EXERCISE GOAL - Keep the pictures out of the copy and repeat the records exactly.

------ GIVEN INFORMATION ------

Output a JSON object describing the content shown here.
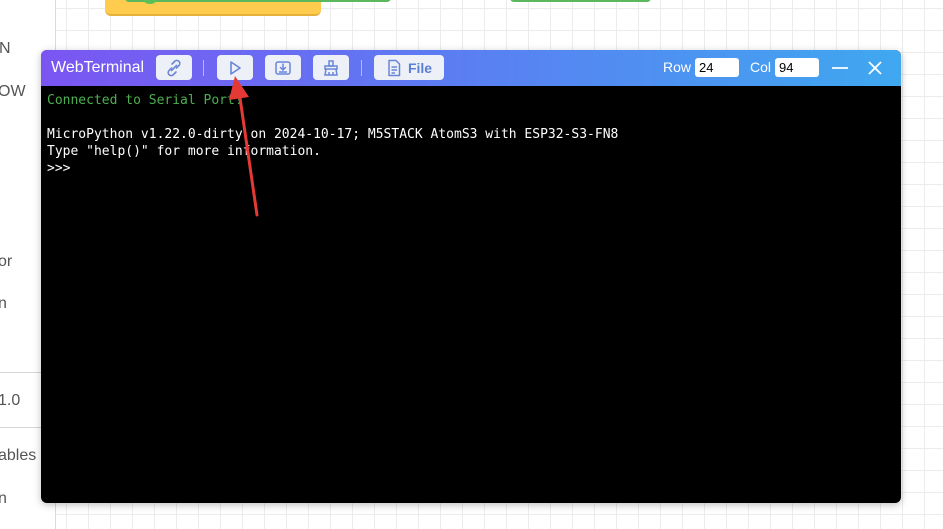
{
  "side_panel": {
    "fragments": [
      "N",
      "OW",
      "or",
      "n",
      "1.0",
      "ables",
      "n"
    ]
  },
  "terminal": {
    "title": "WebTerminal",
    "toolbar": {
      "file_label": "File"
    },
    "row_label": "Row",
    "row_value": "24",
    "col_label": "Col",
    "col_value": "94",
    "lines": [
      "Connected to Serial Port!",
      "",
      "MicroPython v1.22.0-dirty on 2024-10-17; M5STACK AtomS3 with ESP32-S3-FN8",
      "Type \"help()\" for more information.",
      ">>>"
    ]
  },
  "colors": {
    "title_gradient_start": "#7b55f2",
    "title_gradient_end": "#3fa8f0",
    "terminal_bg": "#000000",
    "connected_text": "#4caf50",
    "annotation_arrow": "#e53935"
  },
  "icons": {
    "connect": "link-broken-icon",
    "run": "play-icon",
    "download": "download-to-device-icon",
    "clear": "broom-icon",
    "file": "file-icon",
    "minimize": "minimize-icon",
    "close": "close-icon"
  }
}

------

CORRECT RESULT -
Output a JSON object describing the content shown here.
{
  "side_panel": {
    "fragments": [
      "N",
      "OW",
      "or",
      "n",
      "1.0",
      "ables",
      "n"
    ]
  },
  "terminal": {
    "title": "WebTerminal",
    "toolbar": {
      "file_label": "File"
    },
    "row_label": "Row",
    "row_value": "24",
    "col_label": "Col",
    "col_value": "94",
    "lines": [
      "Connected to Serial Port!",
      "",
      "MicroPython v1.22.0-dirty on 2024-10-17; M5STACK AtomS3 with ESP32-S3-FN8",
      "Type \"help()\" for more information.",
      ">>>"
    ]
  },
  "colors": {
    "title_gradient_start": "#7b55f2",
    "title_gradient_end": "#3fa8f0",
    "terminal_bg": "#000000",
    "connected_text": "#4caf50",
    "annotation_arrow": "#e53935"
  },
  "icons": {
    "connect": "link-broken-icon",
    "run": "play-icon",
    "download": "download-to-device-icon",
    "clear": "broom-icon",
    "file": "file-icon",
    "minimize": "minimize-icon",
    "close": "close-icon"
  }
}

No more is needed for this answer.